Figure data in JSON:
□ □ □ □ □

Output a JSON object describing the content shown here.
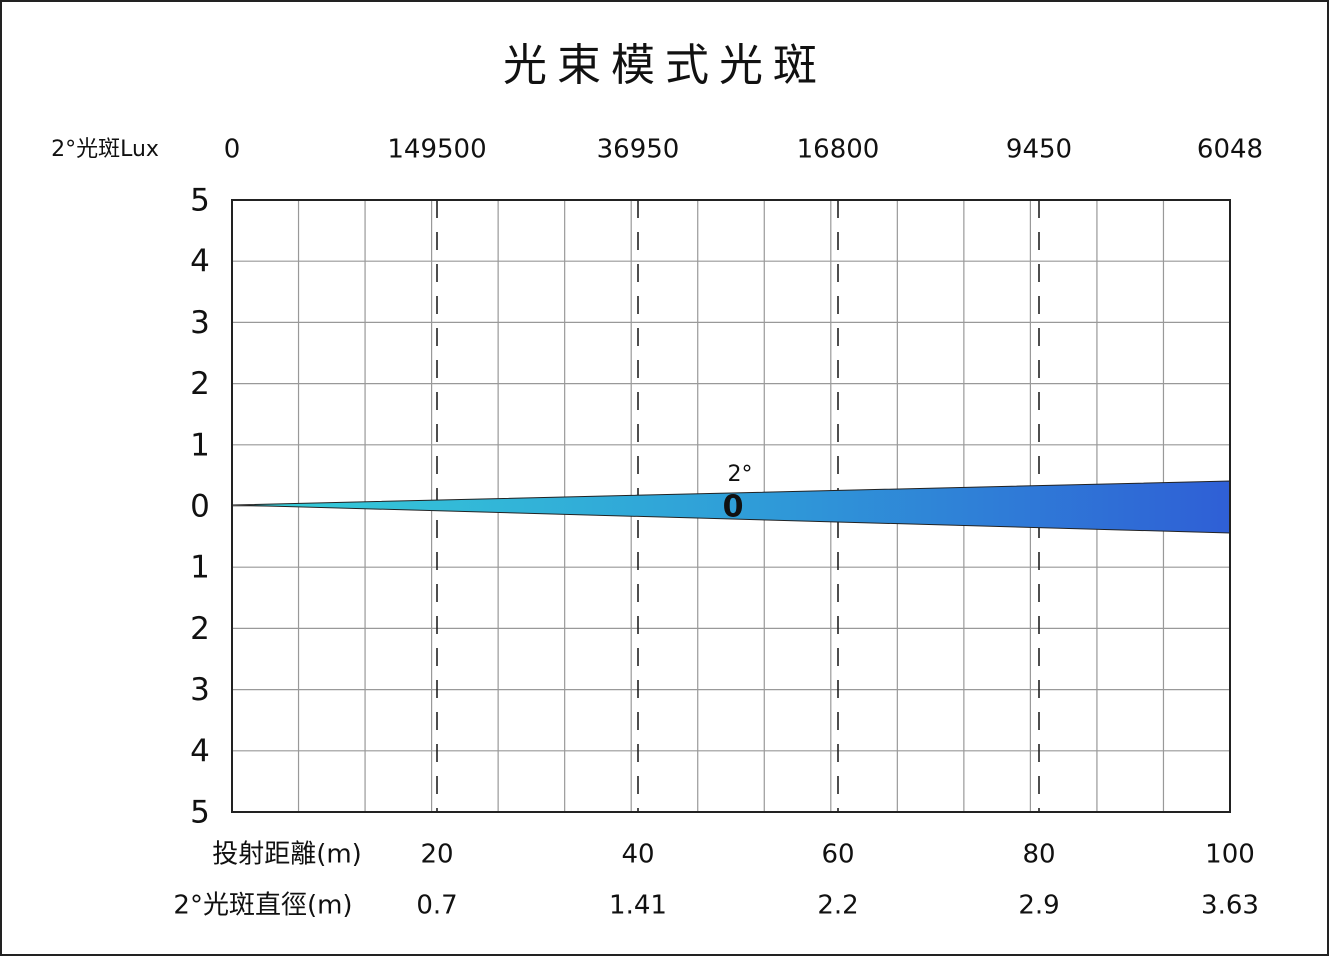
{
  "title": "光束模式光斑",
  "lux_row": {
    "label": "2°光斑Lux",
    "values": [
      "0",
      "149500",
      "36950",
      "16800",
      "9450",
      "6048"
    ]
  },
  "y_labels": [
    "5",
    "4",
    "3",
    "2",
    "1",
    "0",
    "1",
    "2",
    "3",
    "4",
    "5"
  ],
  "beam": {
    "angle": "2°",
    "center": "0"
  },
  "distance_row": {
    "label": "投射距離(m)",
    "values": [
      "20",
      "40",
      "60",
      "80",
      "100"
    ]
  },
  "diameter_row": {
    "label": "2°光斑直徑(m)",
    "values": [
      "0.7",
      "1.41",
      "2.2",
      "2.9",
      "3.63"
    ]
  }
}
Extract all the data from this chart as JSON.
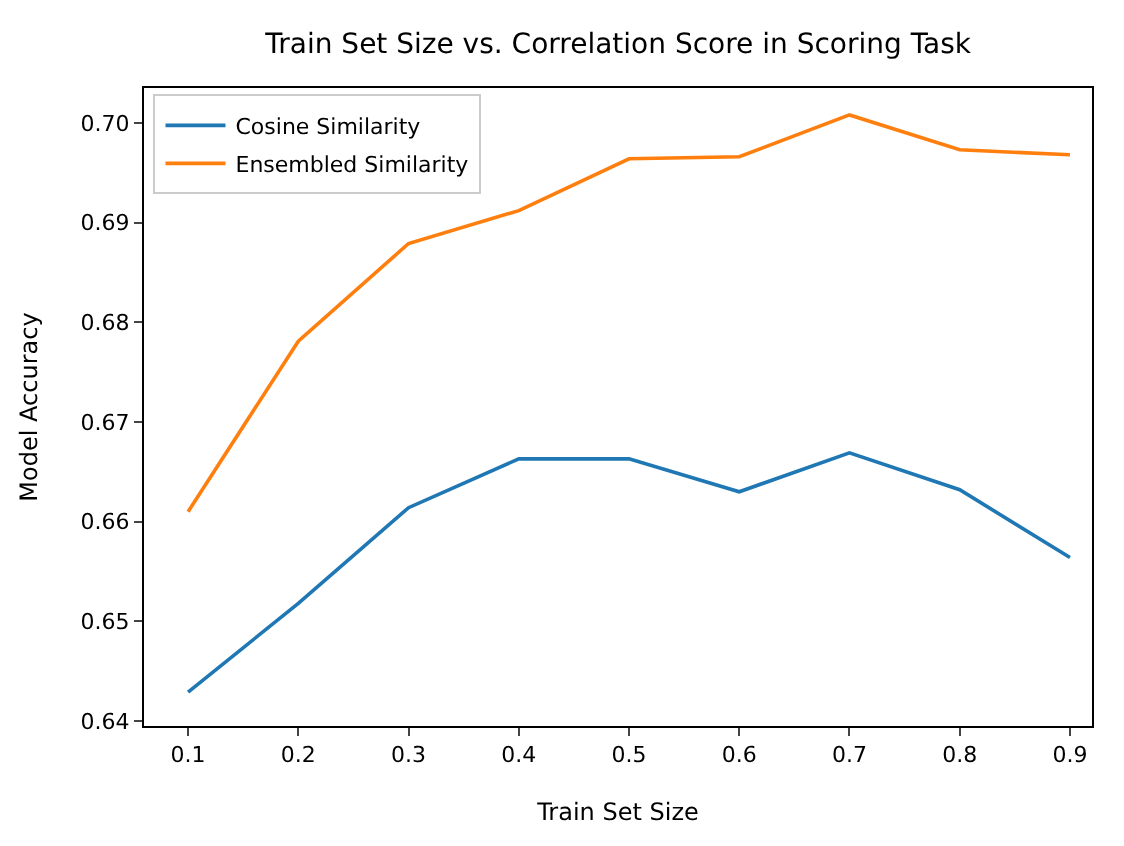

□ □ □ □ □

Given instruction —
All preceding records should be duplicated verbatim, images excepted.

Result below —
Output a JSON object describing the content shown here.
{
  "title": "光束模式光斑",
  "lux_row": {
    "label": "2°光斑Lux",
    "values": [
      "0",
      "149500",
      "36950",
      "16800",
      "9450",
      "6048"
    ]
  },
  "y_labels": [
    "5",
    "4",
    "3",
    "2",
    "1",
    "0",
    "1",
    "2",
    "3",
    "4",
    "5"
  ],
  "beam": {
    "angle": "2°",
    "center": "0"
  },
  "distance_row": {
    "label": "投射距離(m)",
    "values": [
      "20",
      "40",
      "60",
      "80",
      "100"
    ]
  },
  "diameter_row": {
    "label": "2°光斑直徑(m)",
    "values": [
      "0.7",
      "1.41",
      "2.2",
      "2.9",
      "3.63"
    ]
  }
}
Extract all the data from this chart as JSON.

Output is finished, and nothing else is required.